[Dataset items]
»»

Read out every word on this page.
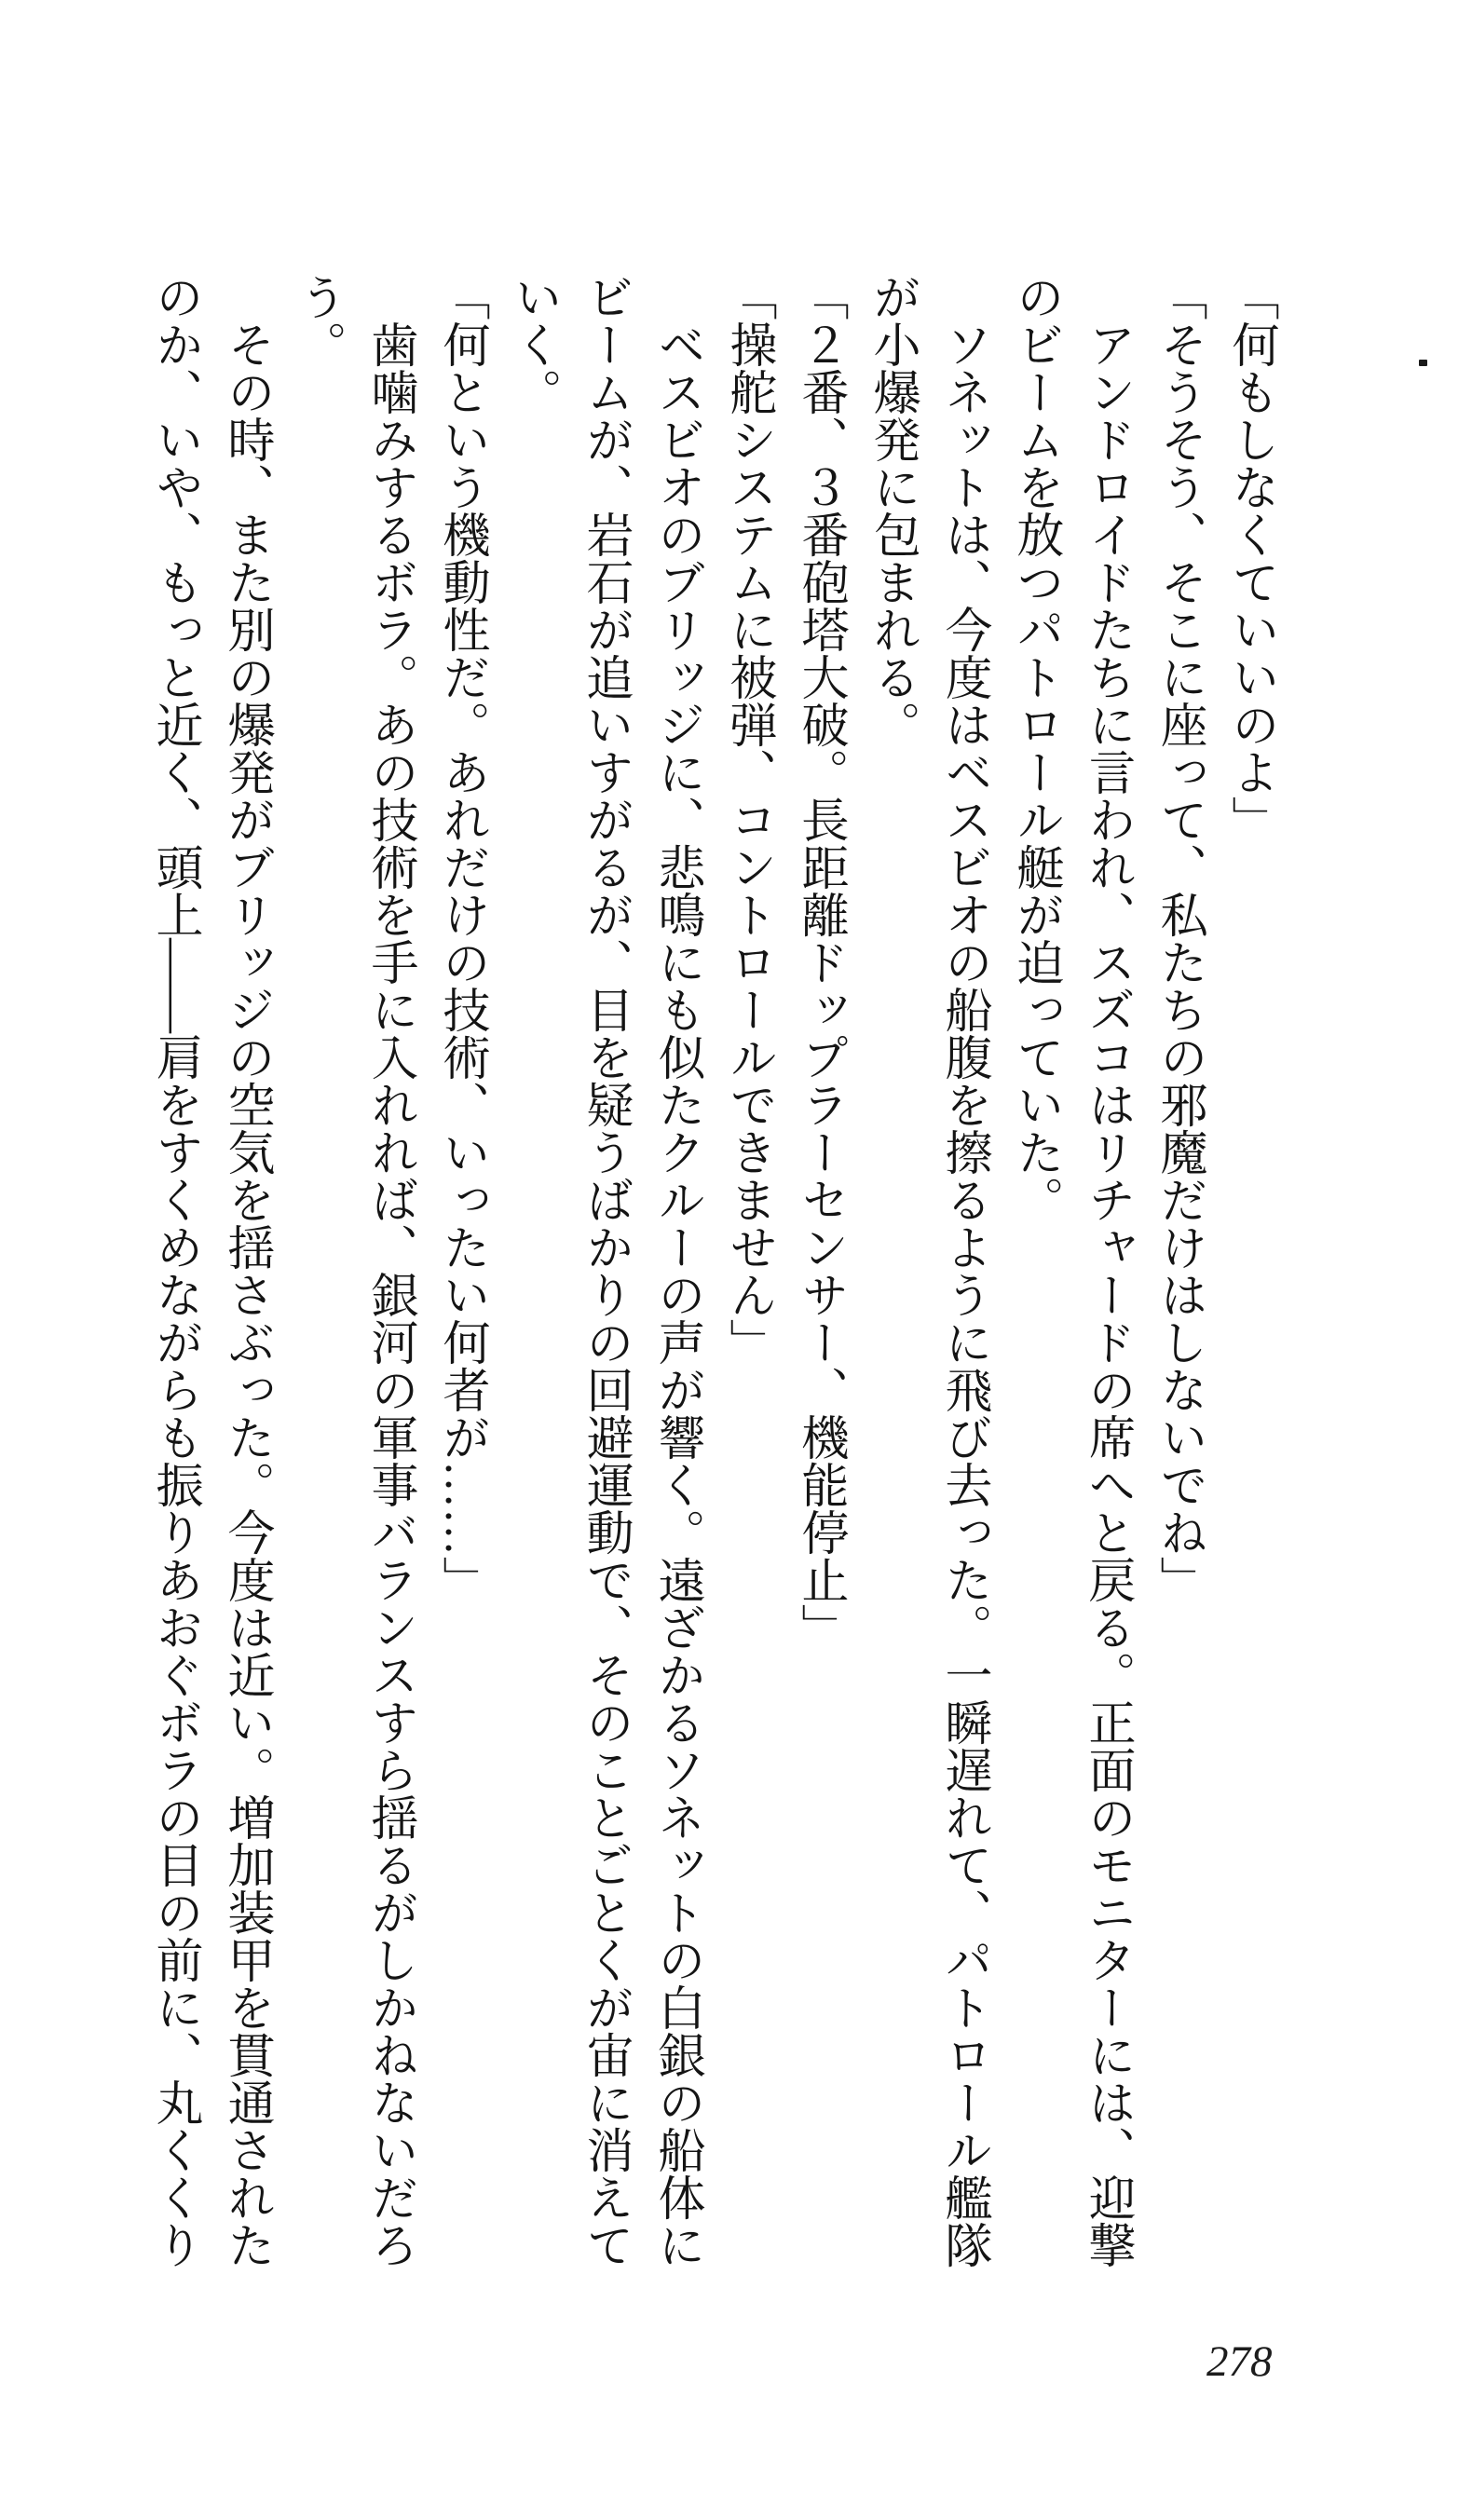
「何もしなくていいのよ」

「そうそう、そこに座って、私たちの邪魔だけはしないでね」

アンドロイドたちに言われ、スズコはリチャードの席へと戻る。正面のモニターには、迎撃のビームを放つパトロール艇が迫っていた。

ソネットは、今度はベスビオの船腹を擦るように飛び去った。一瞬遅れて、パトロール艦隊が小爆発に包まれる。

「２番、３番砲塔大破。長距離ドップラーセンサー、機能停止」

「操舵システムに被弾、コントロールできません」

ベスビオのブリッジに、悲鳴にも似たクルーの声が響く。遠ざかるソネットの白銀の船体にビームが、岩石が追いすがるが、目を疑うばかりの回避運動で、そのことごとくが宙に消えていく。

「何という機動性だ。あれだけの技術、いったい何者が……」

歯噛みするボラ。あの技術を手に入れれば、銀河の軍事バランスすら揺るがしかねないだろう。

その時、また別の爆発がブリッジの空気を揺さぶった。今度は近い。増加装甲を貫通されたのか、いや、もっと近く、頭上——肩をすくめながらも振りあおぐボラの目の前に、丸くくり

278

««

**DIRECTIVE:** In the copy, include all records verbatim but no images.

**RIGHT ANSWER:**
Read out every word on this page.
「何もしなくていいのよ」

「そうそう、そこに座って、私たちの邪魔だけはしないでね」

アンドロイドたちに言われ、スズコはリチャードの席へと戻る。正面のモニターには、迎撃のビームを放つパトロール艇が迫っていた。

ソネットは、今度はベスビオの船腹を擦るように飛び去った。一瞬遅れて、パトロール艦隊が小爆発に包まれる。

「２番、３番砲塔大破。長距離ドップラーセンサー、機能停止」

「操舵システムに被弾、コントロールできません」

ベスビオのブリッジに、悲鳴にも似たクルーの声が響く。遠ざかるソネットの白銀の船体にビームが、岩石が追いすがるが、目を疑うばかりの回避運動で、そのことごとくが宙に消えていく。

「何という機動性だ。あれだけの技術、いったい何者が……」

歯噛みするボラ。あの技術を手に入れれば、銀河の軍事バランスすら揺るがしかねないだろう。

その時、また別の爆発がブリッジの空気を揺さぶった。今度は近い。増加装甲を貫通されたのか、いや、もっと近く、頭上——肩をすくめながらも振りあおぐボラの目の前に、丸くくり

278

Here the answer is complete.